[Aim of the exercise]:
Copy every line in which the string "الأصل" occurs.

Collection entries:
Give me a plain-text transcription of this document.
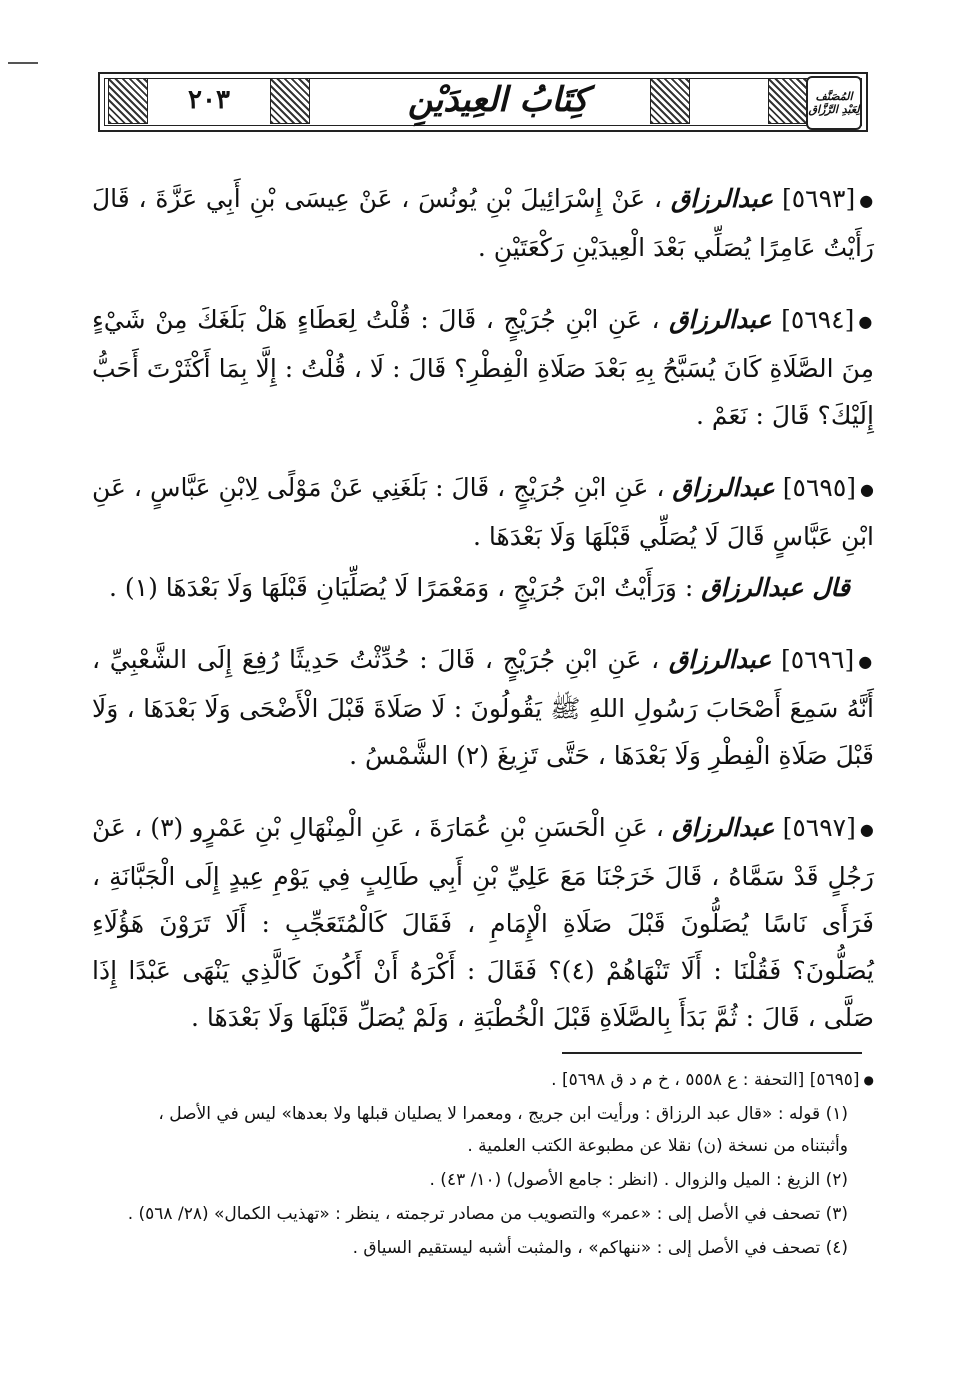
٢٠٣	كِتَابُ العِيدَيْنِ	المُصَنَّف
لِعَبْدِ الرَّزَّاق

●[٥٦٩٣] عبدالرزاق ، عَنْ إِسْرَائِيلَ بْنِ يُونُسَ ، عَنْ عِيسَى بْنِ أَبِي عَزَّةَ ، قَالَ رَأَيْتُ عَامِرًا يُصَلِّي بَعْدَ الْعِيدَيْنِ رَكْعَتَيْنِ .

●[٥٦٩٤] عبدالرزاق ، عَنِ ابْنِ جُرَيْجٍ ، قَالَ : قُلْتُ لِعَطَاءٍ هَلْ بَلَغَكَ مِنْ شَيْءٍ مِنَ الصَّلَاةِ كَانَ يُسَبَّحُ بِهِ بَعْدَ صَلَاةِ الْفِطْرِ؟ قَالَ : لَا ، قُلْتُ : إِلَّا بِمَا أَكْثَرْتَ أَحَبُّ إِلَيْكَ؟ قَالَ : نَعَمْ .

●[٥٦٩٥] عبدالرزاق ، عَنِ ابْنِ جُرَيْجٍ ، قَالَ : بَلَغَنِي عَنْ مَوْلًى لِابْنِ عَبَّاسٍ ، عَنِ ابْنِ عَبَّاسٍ قَالَ لَا يُصَلِّي قَبْلَهَا وَلَا بَعْدَهَا .

قال عبدالرزاق : وَرَأَيْتُ ابْنَ جُرَيْجٍ ، وَمَعْمَرًا لَا يُصَلِّيَانِ قَبْلَهَا وَلَا بَعْدَهَا (١) .

●[٥٦٩٦] عبدالرزاق ، عَنِ ابْنِ جُرَيْجٍ ، قَالَ : حُدِّثْتُ حَدِيثًا رُفِعَ إِلَى الشَّعْبِيِّ ، أَنَّهُ سَمِعَ أَصْحَابَ رَسُولِ اللهِ ﷺ يَقُولُونَ : لَا صَلَاةَ قَبْلَ الْأَضْحَى وَلَا بَعْدَهَا ، وَلَا قَبْلَ صَلَاةِ الْفِطْرِ وَلَا بَعْدَهَا ، حَتَّى تَزِيغَ (٢) الشَّمْسُ .

●[٥٦٩٧] عبدالرزاق ، عَنِ الْحَسَنِ بْنِ عُمَارَةَ ، عَنِ الْمِنْهَالِ بْنِ عَمْرٍو (٣) ، عَنْ رَجُلٍ قَدْ سَمَّاهُ ، قَالَ خَرَجْنَا مَعَ عَلِيِّ بْنِ أَبِي طَالِبٍ فِي يَوْمِ عِيدٍ إِلَى الْجَبَّانَةِ ، فَرَأَى نَاسًا يُصَلُّونَ قَبْلَ صَلَاةِ الْإِمَامِ ، فَقَالَ كَالْمُتَعَجِّبِ : أَلَا تَرَوْنَ هَؤُلَاءِ يُصَلُّونَ؟ فَقُلْنَا : أَلَا تَنْهَاهُمْ (٤)؟ فَقَالَ : أَكْرَهُ أَنْ أَكُونَ كَالَّذِي يَنْهَى عَبْدًا إِذَا صَلَّى ، قَالَ : ثُمَّ بَدَأَ بِالصَّلَاةِ قَبْلَ الْخُطْبَةِ ، وَلَمْ يُصَلِّ قَبْلَهَا وَلَا بَعْدَهَا .

●[٥٦٩٥] [التحفة : ع ٥٥٥٨ ، خ م د ق ٥٦٩٨] .
(١) قوله : «قال عبد الرزاق : ورأيت ابن جريج ، ومعمرا لا يصليان قبلها ولا بعدها» ليس في الأصل ،
وأثبتناه من نسخة (ن) نقلا عن مطبوعة الكتب العلمية .
(٢) الزيغ : الميل والزوال . (انظر : جامع الأصول) (١٠/ ٤٣) .
(٣) تصحف في الأصل إلى : «عمر» والتصويب من مصادر ترجمته ، ينظر : «تهذيب الكمال» (٢٨/ ٥٦٨) .
(٤) تصحف في الأصل إلى : «ننهاكم» ، والمثبت أشبه ليستقيم السياق .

[Answer to the task]:
(١) قوله : «قال عبد الرزاق : ورأيت ابن جريج ، ومعمرا لا يصليان قبلها ولا بعدها» ليس في الأصل ،
(٣) تصحف في الأصل إلى : «عمر» والتصويب من مصادر ترجمته ، ينظر : «تهذيب الكمال» (٢٨/ ٥٦٨) .
(٤) تصحف في الأصل إلى : «ننهاكم» ، والمثبت أشبه ليستقيم السياق .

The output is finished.